■ Set problem ■
Quote the records in full and leave their pictures out.

(Collection entries)
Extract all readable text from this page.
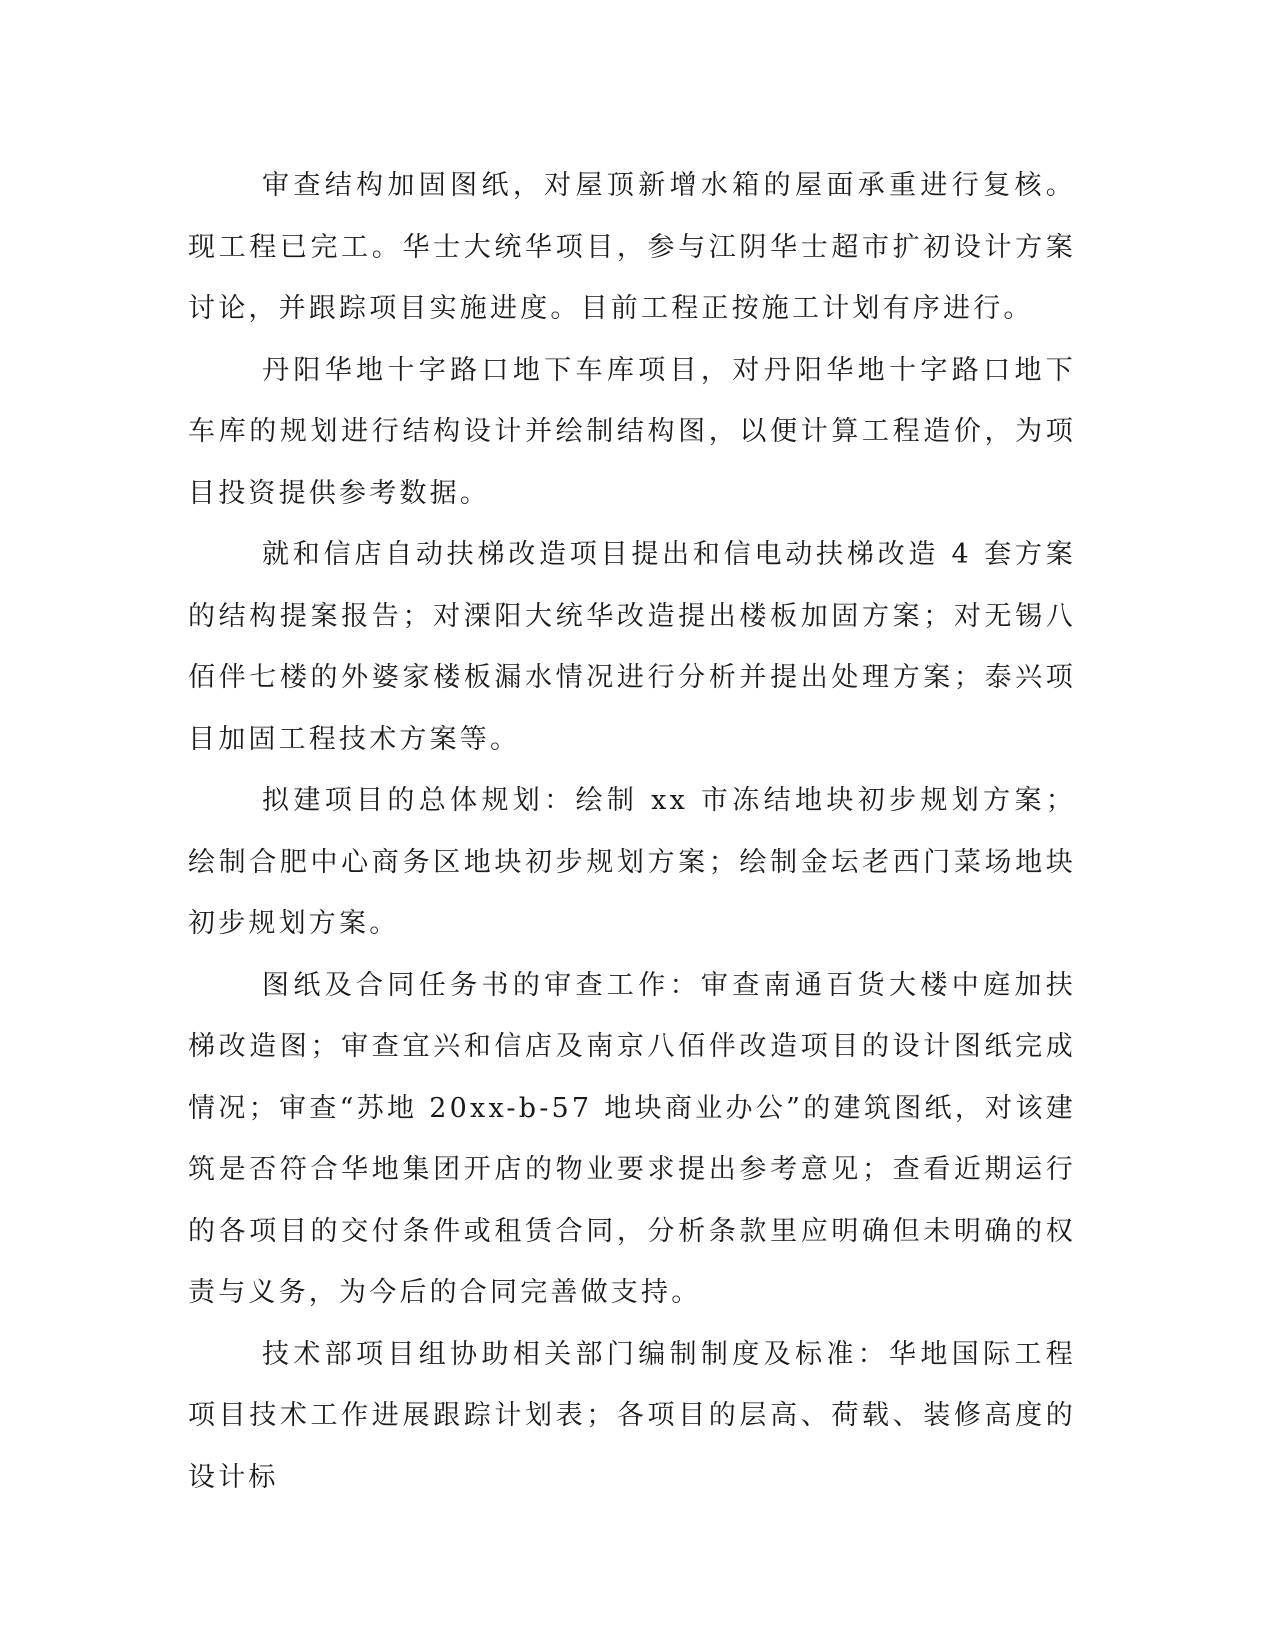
审查结构加固图纸，对屋顶新增水箱的屋面承重进行复核。现工程已完工。华士大统华项目，参与江阴华士超市扩初设计方案讨论，并跟踪项目实施进度。目前工程正按施工计划有序进行。

丹阳华地十字路口地下车库项目，对丹阳华地十字路口地下车库的规划进行结构设计并绘制结构图，以便计算工程造价，为项目投资提供参考数据。

就和信店自动扶梯改造项目提出和信电动扶梯改造 4 套方案的结构提案报告；对溧阳大统华改造提出楼板加固方案；对无锡八佰伴七楼的外婆家楼板漏水情况进行分析并提出处理方案；泰兴项目加固工程技术方案等。

拟建项目的总体规划：绘制 xx 市冻结地块初步规划方案；绘制合肥中心商务区地块初步规划方案；绘制金坛老西门菜场地块初步规划方案。

图纸及合同任务书的审查工作：审查南通百货大楼中庭加扶梯改造图；审查宜兴和信店及南京八佰伴改造项目的设计图纸完成情况；审查“苏地 20xx-b-57 地块商业办公”的建筑图纸，对该建筑是否符合华地集团开店的物业要求提出参考意见；查看近期运行的各项目的交付条件或租赁合同，分析条款里应明确但未明确的权责与义务，为今后的合同完善做支持。

技术部项目组协助相关部门编制制度及标准：华地国际工程项目技术工作进展跟踪计划表；各项目的层高、荷载、装修高度的设计标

■ Answer for the task ■
Extract all readable text from this page.
审查结构加固图纸，对屋顶新增水箱的屋面承重进行复核。现工程已完工。华士大统华项目，参与江阴华士超市扩初设计方案讨论，并跟踪项目实施进度。目前工程正按施工计划有序进行。

丹阳华地十字路口地下车库项目，对丹阳华地十字路口地下车库的规划进行结构设计并绘制结构图，以便计算工程造价，为项目投资提供参考数据。

就和信店自动扶梯改造项目提出和信电动扶梯改造 4 套方案的结构提案报告；对溧阳大统华改造提出楼板加固方案；对无锡八佰伴七楼的外婆家楼板漏水情况进行分析并提出处理方案；泰兴项目加固工程技术方案等。

拟建项目的总体规划：绘制 xx 市冻结地块初步规划方案；绘制合肥中心商务区地块初步规划方案；绘制金坛老西门菜场地块初步规划方案。

图纸及合同任务书的审查工作：审查南通百货大楼中庭加扶梯改造图；审查宜兴和信店及南京八佰伴改造项目的设计图纸完成情况；审查“苏地 20xx-b-57 地块商业办公”的建筑图纸，对该建筑是否符合华地集团开店的物业要求提出参考意见；查看近期运行的各项目的交付条件或租赁合同，分析条款里应明确但未明确的权责与义务，为今后的合同完善做支持。

技术部项目组协助相关部门编制制度及标准：华地国际工程项目技术工作进展跟踪计划表；各项目的层高、荷载、装修高度的设计标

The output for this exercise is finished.